> Extracted entries
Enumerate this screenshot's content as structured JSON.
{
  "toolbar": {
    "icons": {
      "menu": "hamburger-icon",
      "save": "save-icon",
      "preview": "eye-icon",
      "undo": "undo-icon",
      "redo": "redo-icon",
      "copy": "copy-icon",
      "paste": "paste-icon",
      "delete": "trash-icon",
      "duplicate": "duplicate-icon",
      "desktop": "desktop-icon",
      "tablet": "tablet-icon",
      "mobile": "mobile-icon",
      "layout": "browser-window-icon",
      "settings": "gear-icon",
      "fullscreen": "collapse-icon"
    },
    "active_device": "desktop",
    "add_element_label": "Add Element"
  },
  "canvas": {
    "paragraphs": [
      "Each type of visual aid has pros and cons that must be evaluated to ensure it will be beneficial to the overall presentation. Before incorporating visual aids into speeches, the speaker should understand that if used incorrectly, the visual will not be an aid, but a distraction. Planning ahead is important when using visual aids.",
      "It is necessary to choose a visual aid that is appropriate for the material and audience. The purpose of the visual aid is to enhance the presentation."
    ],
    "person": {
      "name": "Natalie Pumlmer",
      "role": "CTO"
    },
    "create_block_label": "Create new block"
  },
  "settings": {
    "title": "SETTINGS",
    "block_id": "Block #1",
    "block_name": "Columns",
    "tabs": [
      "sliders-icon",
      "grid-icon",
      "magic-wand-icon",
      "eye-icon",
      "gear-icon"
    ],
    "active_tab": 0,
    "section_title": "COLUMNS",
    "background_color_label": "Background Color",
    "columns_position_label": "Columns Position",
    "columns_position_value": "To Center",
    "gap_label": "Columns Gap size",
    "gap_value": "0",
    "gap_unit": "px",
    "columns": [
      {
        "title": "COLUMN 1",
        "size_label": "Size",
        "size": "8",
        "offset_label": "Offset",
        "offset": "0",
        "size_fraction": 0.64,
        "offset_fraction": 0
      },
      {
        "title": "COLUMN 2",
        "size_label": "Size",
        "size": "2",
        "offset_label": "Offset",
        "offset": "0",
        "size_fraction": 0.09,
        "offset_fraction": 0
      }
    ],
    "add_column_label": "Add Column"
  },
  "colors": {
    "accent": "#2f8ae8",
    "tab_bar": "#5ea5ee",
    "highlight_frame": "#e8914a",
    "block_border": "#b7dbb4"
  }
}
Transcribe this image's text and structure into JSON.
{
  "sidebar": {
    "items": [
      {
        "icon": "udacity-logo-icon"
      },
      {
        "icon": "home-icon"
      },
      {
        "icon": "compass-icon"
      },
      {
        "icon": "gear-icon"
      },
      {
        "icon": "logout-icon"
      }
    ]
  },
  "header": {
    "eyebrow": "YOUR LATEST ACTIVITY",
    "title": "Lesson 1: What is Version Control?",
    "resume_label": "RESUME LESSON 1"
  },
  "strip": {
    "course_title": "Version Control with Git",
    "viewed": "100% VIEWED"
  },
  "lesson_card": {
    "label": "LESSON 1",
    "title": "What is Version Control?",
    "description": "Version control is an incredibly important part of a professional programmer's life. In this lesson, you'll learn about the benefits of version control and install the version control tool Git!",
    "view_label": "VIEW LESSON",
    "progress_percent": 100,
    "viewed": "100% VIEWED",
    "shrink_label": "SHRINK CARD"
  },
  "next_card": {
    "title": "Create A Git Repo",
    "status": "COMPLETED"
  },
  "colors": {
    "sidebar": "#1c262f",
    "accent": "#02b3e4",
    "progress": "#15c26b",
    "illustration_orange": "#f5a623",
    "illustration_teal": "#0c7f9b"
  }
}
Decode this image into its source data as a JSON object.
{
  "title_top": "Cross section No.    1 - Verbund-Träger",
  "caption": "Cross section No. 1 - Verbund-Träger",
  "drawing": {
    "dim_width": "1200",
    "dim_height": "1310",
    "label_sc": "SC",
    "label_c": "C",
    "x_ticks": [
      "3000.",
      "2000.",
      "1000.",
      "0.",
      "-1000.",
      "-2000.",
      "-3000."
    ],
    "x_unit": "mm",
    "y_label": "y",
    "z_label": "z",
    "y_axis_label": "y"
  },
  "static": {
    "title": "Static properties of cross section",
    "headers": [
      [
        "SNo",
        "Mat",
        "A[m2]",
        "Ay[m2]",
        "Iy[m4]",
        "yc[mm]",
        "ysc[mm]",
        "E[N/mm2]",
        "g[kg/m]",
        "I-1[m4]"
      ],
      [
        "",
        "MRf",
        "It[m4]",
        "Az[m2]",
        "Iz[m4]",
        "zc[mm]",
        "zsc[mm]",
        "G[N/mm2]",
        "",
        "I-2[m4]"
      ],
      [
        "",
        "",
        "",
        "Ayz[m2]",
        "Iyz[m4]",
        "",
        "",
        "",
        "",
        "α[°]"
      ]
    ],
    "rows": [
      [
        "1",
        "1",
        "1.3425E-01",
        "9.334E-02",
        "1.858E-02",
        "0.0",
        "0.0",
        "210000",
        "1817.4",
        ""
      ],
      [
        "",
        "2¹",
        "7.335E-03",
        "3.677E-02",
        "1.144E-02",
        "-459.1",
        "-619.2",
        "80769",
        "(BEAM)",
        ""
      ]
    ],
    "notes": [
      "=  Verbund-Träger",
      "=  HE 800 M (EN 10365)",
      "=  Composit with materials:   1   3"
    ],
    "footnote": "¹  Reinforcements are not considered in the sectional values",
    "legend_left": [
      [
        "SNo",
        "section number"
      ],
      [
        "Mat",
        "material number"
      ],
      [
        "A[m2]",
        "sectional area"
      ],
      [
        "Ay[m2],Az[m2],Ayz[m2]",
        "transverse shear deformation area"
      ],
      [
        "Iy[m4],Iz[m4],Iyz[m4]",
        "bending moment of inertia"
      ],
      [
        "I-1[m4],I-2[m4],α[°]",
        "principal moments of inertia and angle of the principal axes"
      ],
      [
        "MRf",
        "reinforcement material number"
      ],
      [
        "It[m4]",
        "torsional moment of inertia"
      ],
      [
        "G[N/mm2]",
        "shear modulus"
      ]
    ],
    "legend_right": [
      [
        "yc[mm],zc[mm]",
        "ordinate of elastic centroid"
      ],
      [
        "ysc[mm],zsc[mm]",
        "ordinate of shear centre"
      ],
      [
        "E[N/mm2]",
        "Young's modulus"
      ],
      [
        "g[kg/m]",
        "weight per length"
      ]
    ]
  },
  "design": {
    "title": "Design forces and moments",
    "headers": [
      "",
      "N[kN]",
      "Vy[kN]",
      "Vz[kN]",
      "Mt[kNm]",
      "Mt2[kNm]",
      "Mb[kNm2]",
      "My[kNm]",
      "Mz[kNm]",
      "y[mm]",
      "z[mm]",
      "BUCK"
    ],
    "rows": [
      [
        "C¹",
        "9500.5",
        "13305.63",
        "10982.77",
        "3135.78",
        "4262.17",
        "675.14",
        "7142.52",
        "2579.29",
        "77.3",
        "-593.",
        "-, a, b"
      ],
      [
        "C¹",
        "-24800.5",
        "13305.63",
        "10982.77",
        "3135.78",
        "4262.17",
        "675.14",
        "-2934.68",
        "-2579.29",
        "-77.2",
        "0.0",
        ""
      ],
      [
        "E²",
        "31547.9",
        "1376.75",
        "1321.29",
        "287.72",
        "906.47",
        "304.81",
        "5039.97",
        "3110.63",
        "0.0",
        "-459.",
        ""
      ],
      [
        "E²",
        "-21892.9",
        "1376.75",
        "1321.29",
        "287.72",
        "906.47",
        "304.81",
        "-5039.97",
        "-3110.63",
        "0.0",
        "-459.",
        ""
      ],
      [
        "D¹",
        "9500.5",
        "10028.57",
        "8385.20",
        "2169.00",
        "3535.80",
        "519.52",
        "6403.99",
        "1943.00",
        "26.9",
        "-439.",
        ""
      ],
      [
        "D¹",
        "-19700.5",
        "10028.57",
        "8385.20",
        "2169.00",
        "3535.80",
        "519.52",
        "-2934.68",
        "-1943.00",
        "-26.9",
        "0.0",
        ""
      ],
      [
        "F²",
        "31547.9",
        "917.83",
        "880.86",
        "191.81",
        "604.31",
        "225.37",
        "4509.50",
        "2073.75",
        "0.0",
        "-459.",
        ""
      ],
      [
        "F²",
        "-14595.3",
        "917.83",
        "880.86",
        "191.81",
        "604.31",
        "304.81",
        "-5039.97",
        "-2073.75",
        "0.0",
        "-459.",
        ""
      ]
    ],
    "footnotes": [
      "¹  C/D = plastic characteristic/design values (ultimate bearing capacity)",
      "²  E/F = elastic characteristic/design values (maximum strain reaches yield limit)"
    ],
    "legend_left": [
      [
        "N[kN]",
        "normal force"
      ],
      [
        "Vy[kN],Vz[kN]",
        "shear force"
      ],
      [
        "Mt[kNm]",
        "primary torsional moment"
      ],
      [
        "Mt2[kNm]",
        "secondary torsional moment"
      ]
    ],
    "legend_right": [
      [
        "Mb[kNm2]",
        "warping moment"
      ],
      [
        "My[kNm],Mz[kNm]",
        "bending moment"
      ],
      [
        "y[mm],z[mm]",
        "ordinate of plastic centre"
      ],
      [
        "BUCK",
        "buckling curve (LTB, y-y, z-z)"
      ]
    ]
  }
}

> Given exercise
Search the records for the word "visual" and copy every line where it occurs.

> Solution to this exercise
      "Each type of visual aid has pros and cons that must be evaluated to ensure it will be beneficial to the overall presentation. Before incorporating visual aids into speeches, the speaker should understand that if used incorrectly, the visual will not be an aid, but a distraction. Planning ahead is important when using visual aids.",
      "It is necessary to choose a visual aid that is appropriate for the material and audience. The purpose of the visual aid is to enhance the presentation."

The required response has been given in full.